• WRITTEN EXERCISE:
Reproduce the data below with every "toc-page-number" swapped for "toc-page-num" and nothing else changed. Leave out the pictures.

[RECORDED DATA start]

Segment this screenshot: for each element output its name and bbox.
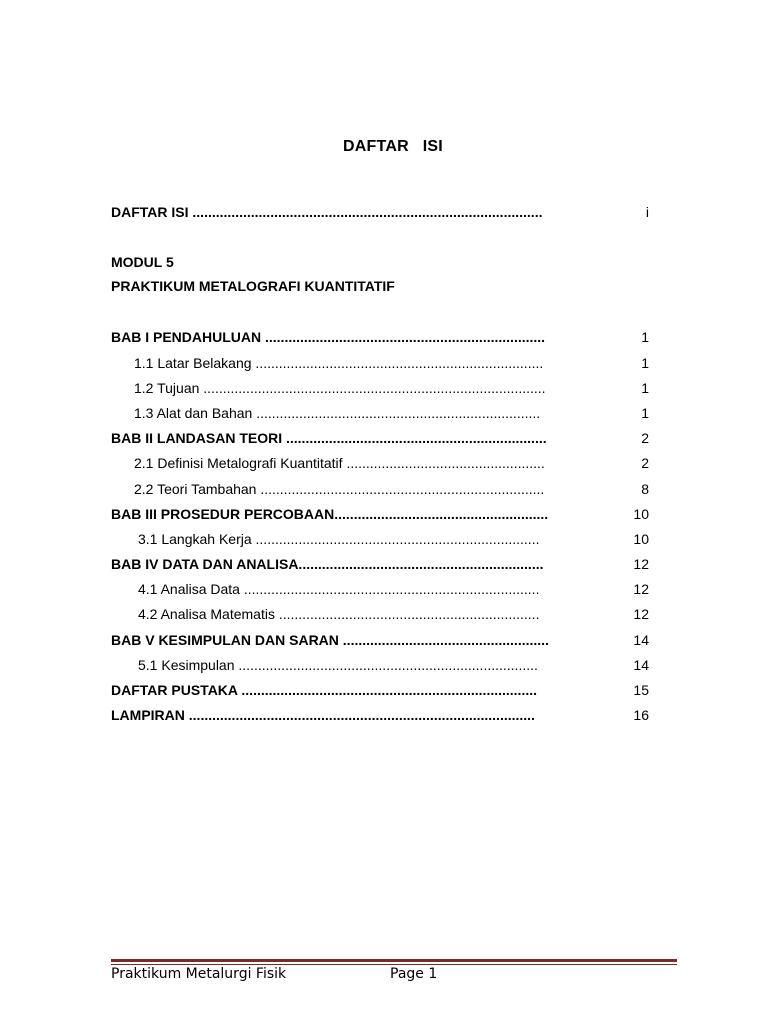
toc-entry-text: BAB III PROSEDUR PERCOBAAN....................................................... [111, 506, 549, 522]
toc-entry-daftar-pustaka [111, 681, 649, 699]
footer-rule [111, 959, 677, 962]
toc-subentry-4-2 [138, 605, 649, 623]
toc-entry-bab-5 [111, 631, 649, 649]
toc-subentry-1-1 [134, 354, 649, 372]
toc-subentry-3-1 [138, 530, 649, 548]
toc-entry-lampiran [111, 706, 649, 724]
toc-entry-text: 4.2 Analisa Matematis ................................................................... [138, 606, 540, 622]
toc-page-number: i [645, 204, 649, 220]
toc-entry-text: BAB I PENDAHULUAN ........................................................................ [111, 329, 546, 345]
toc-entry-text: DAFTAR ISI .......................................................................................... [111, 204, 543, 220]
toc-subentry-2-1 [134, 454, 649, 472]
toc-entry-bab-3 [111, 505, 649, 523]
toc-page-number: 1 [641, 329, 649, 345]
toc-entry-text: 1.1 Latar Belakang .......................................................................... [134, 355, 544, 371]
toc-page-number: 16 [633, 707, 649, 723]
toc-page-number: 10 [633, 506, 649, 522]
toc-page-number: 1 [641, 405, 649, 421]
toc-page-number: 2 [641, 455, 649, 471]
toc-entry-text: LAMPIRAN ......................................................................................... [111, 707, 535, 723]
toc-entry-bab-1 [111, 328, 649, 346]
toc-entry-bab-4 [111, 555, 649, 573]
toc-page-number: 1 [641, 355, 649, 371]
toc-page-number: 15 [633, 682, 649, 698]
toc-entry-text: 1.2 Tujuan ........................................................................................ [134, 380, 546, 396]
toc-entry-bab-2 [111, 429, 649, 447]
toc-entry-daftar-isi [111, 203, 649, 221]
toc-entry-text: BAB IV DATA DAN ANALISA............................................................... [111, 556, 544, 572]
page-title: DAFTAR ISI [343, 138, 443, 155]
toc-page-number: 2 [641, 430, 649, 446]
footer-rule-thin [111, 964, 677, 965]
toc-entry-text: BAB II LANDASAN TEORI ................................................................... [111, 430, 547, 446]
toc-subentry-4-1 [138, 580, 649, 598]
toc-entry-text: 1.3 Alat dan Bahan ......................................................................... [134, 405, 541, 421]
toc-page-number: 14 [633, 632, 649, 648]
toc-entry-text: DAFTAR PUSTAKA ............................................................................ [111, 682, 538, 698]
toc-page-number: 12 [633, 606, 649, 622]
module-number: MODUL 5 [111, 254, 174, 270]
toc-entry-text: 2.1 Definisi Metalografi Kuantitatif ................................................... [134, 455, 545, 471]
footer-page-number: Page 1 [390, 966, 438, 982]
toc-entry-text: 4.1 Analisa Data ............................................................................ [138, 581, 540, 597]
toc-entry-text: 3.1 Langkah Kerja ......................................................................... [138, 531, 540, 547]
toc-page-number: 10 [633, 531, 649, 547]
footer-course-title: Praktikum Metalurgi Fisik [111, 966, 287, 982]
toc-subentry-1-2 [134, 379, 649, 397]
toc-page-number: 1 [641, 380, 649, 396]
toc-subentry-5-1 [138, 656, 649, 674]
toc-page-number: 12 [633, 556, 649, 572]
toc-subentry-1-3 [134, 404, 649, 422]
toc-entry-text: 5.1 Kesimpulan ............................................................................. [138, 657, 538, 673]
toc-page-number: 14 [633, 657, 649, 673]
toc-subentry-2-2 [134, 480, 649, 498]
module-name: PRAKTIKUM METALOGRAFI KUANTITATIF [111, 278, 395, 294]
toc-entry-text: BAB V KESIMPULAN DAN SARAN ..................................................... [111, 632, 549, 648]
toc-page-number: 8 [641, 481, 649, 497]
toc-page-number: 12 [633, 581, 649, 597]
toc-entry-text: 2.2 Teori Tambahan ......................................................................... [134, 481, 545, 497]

[RECORDED DATA end]

• EXERCISE SOLUTION:
Segment this screenshot: for each element output its name and bbox.
toc-entry-text: BAB III PROSEDUR PERCOBAAN....................................................... [111, 506, 549, 522]
toc-entry-daftar-pustaka [111, 681, 649, 699]
footer-rule [111, 959, 677, 962]
toc-subentry-4-2 [138, 605, 649, 623]
toc-entry-bab-5 [111, 631, 649, 649]
toc-subentry-1-1 [134, 354, 649, 372]
toc-subentry-3-1 [138, 530, 649, 548]
toc-entry-lampiran [111, 706, 649, 724]
toc-entry-text: 4.2 Analisa Matematis ................................................................... [138, 606, 540, 622]
toc-page-num: i [645, 204, 649, 220]
toc-entry-text: BAB I PENDAHULUAN ........................................................................ [111, 329, 546, 345]
toc-entry-text: DAFTAR ISI .......................................................................................... [111, 204, 543, 220]
toc-subentry-2-1 [134, 454, 649, 472]
toc-entry-bab-3 [111, 505, 649, 523]
toc-page-num: 1 [641, 329, 649, 345]
toc-entry-text: 1.1 Latar Belakang .......................................................................... [134, 355, 544, 371]
toc-page-num: 16 [633, 707, 649, 723]
toc-page-num: 10 [633, 506, 649, 522]
toc-page-num: 1 [641, 405, 649, 421]
toc-page-num: 2 [641, 455, 649, 471]
toc-entry-text: LAMPIRAN ......................................................................................... [111, 707, 535, 723]
toc-entry-bab-1 [111, 328, 649, 346]
toc-entry-bab-4 [111, 555, 649, 573]
toc-page-num: 1 [641, 355, 649, 371]
toc-page-num: 15 [633, 682, 649, 698]
toc-entry-text: 1.2 Tujuan ........................................................................................ [134, 380, 546, 396]
toc-entry-bab-2 [111, 429, 649, 447]
toc-entry-daftar-isi [111, 203, 649, 221]
toc-entry-text: BAB IV DATA DAN ANALISA............................................................... [111, 556, 544, 572]
page-title: DAFTAR ISI [343, 138, 443, 155]
toc-page-num: 2 [641, 430, 649, 446]
footer-rule-thin [111, 964, 677, 965]
toc-entry-text: BAB II LANDASAN TEORI ................................................................... [111, 430, 547, 446]
toc-subentry-4-1 [138, 580, 649, 598]
toc-entry-text: 1.3 Alat dan Bahan ......................................................................... [134, 405, 541, 421]
toc-page-num: 14 [633, 632, 649, 648]
toc-entry-text: DAFTAR PUSTAKA ............................................................................ [111, 682, 538, 698]
toc-page-num: 12 [633, 606, 649, 622]
module-number: MODUL 5 [111, 254, 174, 270]
toc-entry-text: 2.1 Definisi Metalografi Kuantitatif ................................................... [134, 455, 545, 471]
footer-page-number: Page 1 [390, 966, 438, 982]
toc-entry-text: 4.1 Analisa Data ............................................................................ [138, 581, 540, 597]
toc-entry-text: 3.1 Langkah Kerja ......................................................................... [138, 531, 540, 547]
toc-page-num: 10 [633, 531, 649, 547]
footer-course-title: Praktikum Metalurgi Fisik [111, 966, 287, 982]
toc-subentry-1-2 [134, 379, 649, 397]
toc-page-num: 1 [641, 380, 649, 396]
toc-subentry-5-1 [138, 656, 649, 674]
toc-page-num: 12 [633, 556, 649, 572]
toc-subentry-1-3 [134, 404, 649, 422]
toc-entry-text: 5.1 Kesimpulan ............................................................................. [138, 657, 538, 673]
toc-page-num: 14 [633, 657, 649, 673]
toc-subentry-2-2 [134, 480, 649, 498]
module-name: PRAKTIKUM METALOGRAFI KUANTITATIF [111, 278, 395, 294]
toc-entry-text: BAB V KESIMPULAN DAN SARAN ..................................................... [111, 632, 549, 648]
toc-page-num: 8 [641, 481, 649, 497]
toc-page-num: 12 [633, 581, 649, 597]
toc-entry-text: 2.2 Teori Tambahan ......................................................................... [134, 481, 545, 497]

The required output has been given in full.